**TASK INSTRUCTIONS**:
In the entries below, begin at the line that has "account-no-redacted xyxy=(458,47,548,61)" and stop after the line that has "maximize-button[interactable]: ▢ xyxy=(643,5,667,23)". Reproduce only those lines, changing "books-ref" to "ledger-ref" and leaving everything else unaltered.

┌──

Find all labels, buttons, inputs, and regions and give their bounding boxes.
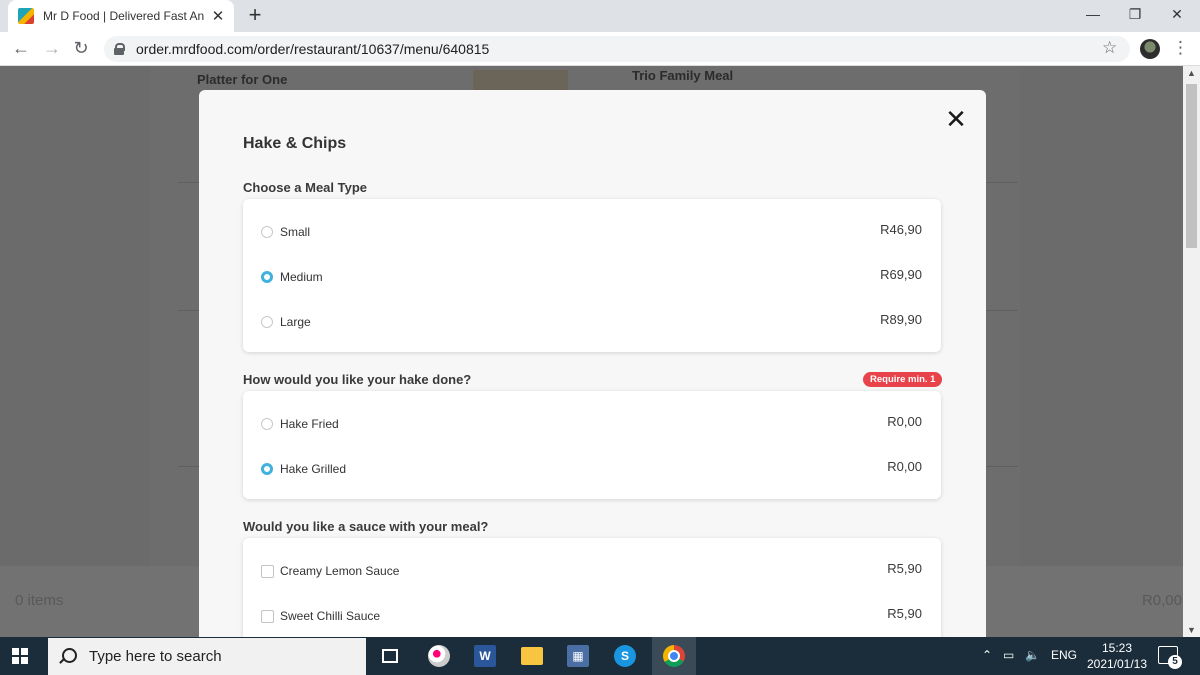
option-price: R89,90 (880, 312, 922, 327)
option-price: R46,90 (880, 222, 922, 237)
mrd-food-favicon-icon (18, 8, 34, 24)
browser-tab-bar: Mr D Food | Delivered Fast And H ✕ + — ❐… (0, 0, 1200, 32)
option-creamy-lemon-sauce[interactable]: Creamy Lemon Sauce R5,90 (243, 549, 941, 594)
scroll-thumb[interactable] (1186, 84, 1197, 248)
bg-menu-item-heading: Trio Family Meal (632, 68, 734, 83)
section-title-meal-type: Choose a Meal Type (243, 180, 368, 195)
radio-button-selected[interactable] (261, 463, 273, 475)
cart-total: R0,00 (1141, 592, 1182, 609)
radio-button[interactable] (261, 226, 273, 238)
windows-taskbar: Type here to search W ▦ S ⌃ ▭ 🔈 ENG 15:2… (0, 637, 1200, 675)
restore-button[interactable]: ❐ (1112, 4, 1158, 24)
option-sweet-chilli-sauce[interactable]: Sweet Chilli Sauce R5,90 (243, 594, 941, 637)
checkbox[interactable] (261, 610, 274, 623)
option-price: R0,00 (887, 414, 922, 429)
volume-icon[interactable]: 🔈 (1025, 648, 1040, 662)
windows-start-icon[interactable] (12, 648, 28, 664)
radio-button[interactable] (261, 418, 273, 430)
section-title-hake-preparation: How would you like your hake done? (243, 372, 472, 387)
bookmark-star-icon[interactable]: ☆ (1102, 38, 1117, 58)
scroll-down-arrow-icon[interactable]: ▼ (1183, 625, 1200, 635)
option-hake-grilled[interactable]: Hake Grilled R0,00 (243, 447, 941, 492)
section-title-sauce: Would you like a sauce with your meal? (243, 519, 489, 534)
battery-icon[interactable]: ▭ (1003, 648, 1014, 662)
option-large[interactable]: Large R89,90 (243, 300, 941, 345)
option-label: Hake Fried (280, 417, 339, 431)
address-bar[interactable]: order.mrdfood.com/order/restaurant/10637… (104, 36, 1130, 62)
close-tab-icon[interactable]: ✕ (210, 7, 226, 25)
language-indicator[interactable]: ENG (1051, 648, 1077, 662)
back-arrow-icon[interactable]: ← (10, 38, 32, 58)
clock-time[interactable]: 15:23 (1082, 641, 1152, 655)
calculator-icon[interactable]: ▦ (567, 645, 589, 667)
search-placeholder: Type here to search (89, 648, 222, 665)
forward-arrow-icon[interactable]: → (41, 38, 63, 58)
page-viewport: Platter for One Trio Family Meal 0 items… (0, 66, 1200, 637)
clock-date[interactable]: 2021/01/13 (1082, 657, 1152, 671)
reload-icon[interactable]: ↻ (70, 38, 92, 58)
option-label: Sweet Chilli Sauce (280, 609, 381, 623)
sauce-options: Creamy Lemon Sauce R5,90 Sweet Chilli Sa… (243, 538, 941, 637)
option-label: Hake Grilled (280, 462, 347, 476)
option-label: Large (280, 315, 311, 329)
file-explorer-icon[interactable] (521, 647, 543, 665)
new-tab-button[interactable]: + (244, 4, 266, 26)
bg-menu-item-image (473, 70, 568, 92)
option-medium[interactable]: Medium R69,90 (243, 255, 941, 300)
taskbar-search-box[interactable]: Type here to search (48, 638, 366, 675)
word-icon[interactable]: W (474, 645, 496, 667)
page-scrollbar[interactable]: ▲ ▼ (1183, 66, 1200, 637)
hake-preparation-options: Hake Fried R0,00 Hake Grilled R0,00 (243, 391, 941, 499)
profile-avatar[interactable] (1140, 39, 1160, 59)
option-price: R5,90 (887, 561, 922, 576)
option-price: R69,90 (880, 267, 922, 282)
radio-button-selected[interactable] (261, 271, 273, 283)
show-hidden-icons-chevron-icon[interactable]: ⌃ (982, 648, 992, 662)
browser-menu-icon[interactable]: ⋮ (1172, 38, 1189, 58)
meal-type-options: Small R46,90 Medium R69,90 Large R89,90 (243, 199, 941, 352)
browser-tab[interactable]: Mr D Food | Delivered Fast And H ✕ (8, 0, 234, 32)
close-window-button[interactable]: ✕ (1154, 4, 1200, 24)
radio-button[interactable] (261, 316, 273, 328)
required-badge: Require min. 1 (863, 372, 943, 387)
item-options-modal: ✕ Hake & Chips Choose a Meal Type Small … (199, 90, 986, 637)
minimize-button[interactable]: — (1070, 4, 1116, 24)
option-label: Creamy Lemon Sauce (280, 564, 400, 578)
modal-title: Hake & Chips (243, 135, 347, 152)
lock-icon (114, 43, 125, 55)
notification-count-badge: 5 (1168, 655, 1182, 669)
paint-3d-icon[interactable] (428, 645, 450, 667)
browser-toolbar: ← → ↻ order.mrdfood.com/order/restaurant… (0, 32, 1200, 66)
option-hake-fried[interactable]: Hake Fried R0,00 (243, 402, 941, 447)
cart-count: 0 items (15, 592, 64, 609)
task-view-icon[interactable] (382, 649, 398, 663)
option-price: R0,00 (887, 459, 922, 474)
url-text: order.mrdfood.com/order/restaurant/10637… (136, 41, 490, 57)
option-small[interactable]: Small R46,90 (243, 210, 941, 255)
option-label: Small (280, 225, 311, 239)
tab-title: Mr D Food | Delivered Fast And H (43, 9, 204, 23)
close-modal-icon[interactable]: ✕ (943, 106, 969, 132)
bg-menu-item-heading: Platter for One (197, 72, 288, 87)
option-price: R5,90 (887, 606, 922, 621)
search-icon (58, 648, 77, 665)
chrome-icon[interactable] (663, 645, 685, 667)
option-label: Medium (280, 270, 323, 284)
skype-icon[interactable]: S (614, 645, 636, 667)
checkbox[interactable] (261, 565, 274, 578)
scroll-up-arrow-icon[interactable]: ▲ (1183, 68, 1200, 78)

└──
┌──

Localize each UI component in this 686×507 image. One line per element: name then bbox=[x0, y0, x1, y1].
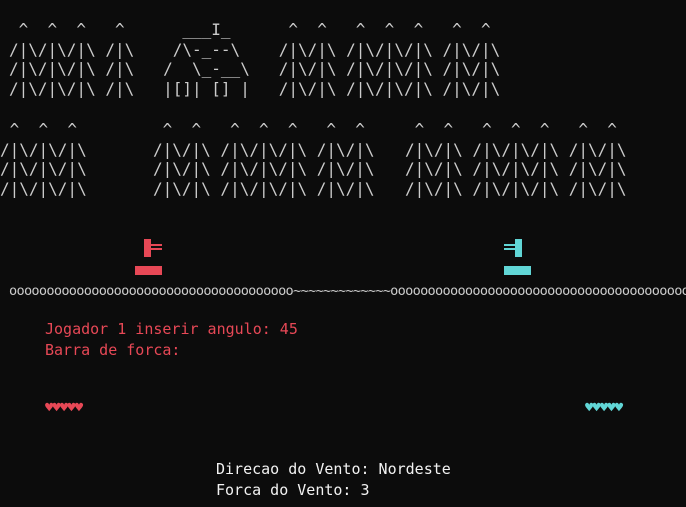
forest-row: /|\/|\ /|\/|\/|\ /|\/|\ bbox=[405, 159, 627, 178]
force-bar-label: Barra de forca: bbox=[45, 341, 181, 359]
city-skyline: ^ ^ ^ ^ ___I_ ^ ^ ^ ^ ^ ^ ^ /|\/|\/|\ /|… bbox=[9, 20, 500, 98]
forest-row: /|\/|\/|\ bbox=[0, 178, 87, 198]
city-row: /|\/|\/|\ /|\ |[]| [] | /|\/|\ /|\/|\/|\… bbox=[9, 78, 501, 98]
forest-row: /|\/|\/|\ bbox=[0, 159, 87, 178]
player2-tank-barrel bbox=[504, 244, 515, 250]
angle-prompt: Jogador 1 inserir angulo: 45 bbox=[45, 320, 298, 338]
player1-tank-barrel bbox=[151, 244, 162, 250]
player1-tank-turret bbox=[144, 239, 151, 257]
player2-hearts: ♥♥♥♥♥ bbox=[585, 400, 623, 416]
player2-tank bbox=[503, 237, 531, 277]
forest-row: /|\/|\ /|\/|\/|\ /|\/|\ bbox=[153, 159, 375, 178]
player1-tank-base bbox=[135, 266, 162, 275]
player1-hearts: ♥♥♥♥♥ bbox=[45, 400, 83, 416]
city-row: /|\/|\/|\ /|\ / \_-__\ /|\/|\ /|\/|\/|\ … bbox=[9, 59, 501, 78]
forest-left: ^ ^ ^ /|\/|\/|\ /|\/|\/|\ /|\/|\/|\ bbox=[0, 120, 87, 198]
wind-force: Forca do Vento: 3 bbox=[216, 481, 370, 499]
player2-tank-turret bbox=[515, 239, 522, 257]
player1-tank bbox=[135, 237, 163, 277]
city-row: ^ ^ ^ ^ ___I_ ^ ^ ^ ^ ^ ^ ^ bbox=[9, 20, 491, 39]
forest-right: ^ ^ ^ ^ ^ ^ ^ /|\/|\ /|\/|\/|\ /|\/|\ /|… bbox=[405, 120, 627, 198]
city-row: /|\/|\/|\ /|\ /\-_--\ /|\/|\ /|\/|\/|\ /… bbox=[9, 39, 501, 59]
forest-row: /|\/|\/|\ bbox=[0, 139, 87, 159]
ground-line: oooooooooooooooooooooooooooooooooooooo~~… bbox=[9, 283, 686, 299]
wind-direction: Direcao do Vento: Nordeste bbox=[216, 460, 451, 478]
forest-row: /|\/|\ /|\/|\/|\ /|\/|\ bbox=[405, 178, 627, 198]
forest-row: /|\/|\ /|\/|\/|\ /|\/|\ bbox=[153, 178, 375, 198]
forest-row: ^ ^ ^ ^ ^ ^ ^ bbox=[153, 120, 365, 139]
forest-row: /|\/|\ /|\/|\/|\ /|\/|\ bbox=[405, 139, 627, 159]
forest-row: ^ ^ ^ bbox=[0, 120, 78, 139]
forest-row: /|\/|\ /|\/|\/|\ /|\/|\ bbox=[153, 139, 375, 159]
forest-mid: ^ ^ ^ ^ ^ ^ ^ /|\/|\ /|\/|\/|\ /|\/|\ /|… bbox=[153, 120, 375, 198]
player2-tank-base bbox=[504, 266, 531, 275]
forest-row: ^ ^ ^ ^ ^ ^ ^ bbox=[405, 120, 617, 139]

└──
┌──

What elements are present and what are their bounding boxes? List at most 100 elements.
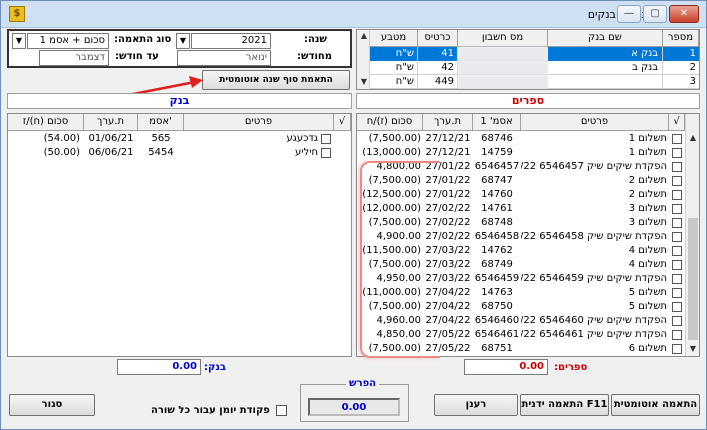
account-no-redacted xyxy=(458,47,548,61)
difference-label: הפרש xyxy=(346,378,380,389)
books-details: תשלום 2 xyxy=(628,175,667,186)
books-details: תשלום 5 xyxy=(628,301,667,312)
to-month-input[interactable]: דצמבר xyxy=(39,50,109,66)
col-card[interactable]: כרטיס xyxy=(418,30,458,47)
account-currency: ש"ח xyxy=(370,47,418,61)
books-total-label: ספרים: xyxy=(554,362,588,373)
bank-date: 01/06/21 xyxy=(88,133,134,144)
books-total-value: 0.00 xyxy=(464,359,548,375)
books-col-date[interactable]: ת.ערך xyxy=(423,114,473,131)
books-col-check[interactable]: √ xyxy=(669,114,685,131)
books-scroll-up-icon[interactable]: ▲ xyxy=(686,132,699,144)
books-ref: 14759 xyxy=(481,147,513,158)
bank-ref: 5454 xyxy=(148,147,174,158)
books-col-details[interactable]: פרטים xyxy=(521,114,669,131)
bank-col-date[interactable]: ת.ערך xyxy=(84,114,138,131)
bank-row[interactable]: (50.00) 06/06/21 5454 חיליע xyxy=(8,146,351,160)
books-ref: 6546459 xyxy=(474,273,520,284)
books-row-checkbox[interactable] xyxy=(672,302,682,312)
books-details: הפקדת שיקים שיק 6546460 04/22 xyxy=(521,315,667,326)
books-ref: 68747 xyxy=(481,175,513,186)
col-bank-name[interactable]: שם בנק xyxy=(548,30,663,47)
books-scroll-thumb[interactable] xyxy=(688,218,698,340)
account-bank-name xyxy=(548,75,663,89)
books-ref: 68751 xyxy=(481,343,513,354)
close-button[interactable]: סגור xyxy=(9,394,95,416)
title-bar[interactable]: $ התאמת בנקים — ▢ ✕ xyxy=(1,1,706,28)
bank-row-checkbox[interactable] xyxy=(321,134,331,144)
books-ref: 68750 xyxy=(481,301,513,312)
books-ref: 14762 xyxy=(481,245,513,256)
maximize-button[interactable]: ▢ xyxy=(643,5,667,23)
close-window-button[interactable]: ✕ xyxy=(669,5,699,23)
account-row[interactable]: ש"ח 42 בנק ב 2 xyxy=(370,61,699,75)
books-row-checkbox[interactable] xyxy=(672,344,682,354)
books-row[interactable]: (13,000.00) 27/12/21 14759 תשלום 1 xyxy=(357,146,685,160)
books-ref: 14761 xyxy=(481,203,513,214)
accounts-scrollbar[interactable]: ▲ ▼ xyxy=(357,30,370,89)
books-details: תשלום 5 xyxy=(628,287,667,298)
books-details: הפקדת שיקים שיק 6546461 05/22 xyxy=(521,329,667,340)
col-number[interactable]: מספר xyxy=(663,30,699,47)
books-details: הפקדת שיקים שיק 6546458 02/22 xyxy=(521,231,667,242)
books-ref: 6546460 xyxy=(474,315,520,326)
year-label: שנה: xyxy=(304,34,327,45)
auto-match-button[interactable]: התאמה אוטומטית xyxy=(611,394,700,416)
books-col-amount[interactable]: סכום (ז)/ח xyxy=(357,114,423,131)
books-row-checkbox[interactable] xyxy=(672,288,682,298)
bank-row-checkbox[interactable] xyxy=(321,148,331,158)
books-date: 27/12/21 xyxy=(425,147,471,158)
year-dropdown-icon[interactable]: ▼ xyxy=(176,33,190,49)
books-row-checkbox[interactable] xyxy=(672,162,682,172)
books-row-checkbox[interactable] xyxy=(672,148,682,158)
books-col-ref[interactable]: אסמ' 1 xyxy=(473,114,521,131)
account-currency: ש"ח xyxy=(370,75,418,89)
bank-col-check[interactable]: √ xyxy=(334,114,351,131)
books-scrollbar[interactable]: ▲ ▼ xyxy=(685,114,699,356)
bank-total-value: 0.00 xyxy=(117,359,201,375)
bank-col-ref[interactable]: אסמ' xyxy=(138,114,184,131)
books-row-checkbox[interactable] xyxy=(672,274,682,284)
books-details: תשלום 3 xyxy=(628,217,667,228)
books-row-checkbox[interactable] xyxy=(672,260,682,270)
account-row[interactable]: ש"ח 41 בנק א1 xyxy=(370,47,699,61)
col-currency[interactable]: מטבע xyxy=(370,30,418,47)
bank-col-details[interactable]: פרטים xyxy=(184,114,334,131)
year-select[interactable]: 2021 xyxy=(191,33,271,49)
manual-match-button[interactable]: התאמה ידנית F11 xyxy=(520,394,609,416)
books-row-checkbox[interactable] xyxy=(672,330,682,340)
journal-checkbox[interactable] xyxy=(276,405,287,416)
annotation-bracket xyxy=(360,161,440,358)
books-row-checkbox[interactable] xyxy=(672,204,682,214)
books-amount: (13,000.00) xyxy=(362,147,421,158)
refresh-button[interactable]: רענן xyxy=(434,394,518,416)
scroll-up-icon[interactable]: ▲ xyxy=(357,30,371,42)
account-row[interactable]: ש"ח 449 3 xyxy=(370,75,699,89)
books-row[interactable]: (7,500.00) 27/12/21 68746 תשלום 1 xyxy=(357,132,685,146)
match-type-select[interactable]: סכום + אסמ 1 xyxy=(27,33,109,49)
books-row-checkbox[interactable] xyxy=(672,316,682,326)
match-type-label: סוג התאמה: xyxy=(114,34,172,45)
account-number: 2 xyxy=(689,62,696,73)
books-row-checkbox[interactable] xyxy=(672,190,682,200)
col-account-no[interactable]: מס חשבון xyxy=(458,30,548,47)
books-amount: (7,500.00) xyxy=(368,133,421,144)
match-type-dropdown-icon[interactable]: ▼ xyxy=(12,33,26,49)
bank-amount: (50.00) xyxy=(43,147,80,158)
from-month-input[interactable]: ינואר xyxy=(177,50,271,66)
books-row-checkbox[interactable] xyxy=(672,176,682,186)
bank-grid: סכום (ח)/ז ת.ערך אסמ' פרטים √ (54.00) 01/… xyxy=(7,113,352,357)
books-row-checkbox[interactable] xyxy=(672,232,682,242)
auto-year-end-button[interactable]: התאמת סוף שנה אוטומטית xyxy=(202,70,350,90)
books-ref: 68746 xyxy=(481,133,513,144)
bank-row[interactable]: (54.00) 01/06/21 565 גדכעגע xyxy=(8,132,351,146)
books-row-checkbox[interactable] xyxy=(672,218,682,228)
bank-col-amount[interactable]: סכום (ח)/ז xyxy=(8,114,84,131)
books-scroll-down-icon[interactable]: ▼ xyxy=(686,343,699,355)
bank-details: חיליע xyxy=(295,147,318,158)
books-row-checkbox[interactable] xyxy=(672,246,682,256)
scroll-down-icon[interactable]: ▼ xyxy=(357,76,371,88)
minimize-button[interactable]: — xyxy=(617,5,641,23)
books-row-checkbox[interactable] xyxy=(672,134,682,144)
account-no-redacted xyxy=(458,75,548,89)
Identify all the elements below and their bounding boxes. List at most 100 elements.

└──

**WRITTEN ANSWER**:
account-no-redacted xyxy=(458,47,548,61)
difference-label: הפרש xyxy=(346,378,380,389)
books-details: תשלום 2 xyxy=(628,175,667,186)
books-details: תשלום 5 xyxy=(628,301,667,312)
to-month-input[interactable]: דצמבר xyxy=(39,50,109,66)
col-card[interactable]: כרטיס xyxy=(418,30,458,47)
account-currency: ש"ח xyxy=(370,47,418,61)
books-total-label: ספרים: xyxy=(554,362,588,373)
bank-date: 01/06/21 xyxy=(88,133,134,144)
books-total-value: 0.00 xyxy=(464,359,548,375)
books-col-date[interactable]: ת.ערך xyxy=(423,114,473,131)
books-col-check[interactable]: √ xyxy=(669,114,685,131)
books-scroll-up-icon[interactable]: ▲ xyxy=(686,132,699,144)
ledger-ref: 14759 xyxy=(481,147,513,158)
bank-ref: 5454 xyxy=(148,147,174,158)
books-col-details[interactable]: פרטים xyxy=(521,114,669,131)
bank-col-date[interactable]: ת.ערך xyxy=(84,114,138,131)
bank-row[interactable]: (50.00) 06/06/21 5454 חיליע xyxy=(8,146,351,160)
ledger-ref: 6546459 xyxy=(474,273,520,284)
books-row-checkbox[interactable] xyxy=(672,302,682,312)
books-details: הפקדת שיקים שיק 6546460 04/22 xyxy=(521,315,667,326)
ledger-ref: 68747 xyxy=(481,175,513,186)
col-bank-name[interactable]: שם בנק xyxy=(548,30,663,47)
books-scroll-thumb[interactable] xyxy=(688,218,698,340)
account-bank-name xyxy=(548,75,663,89)
ledger-ref: 68751 xyxy=(481,343,513,354)
close-button[interactable]: סגור xyxy=(9,394,95,416)
title-bar[interactable]: $ התאמת בנקים — ▢ ✕ xyxy=(1,1,706,28)
bank-row-checkbox[interactable] xyxy=(321,134,331,144)
ledger-ref: 68750 xyxy=(481,301,513,312)
ledger-ref: 14762 xyxy=(481,245,513,256)
maximize-button[interactable]: ▢ xyxy=(643,5,667,23)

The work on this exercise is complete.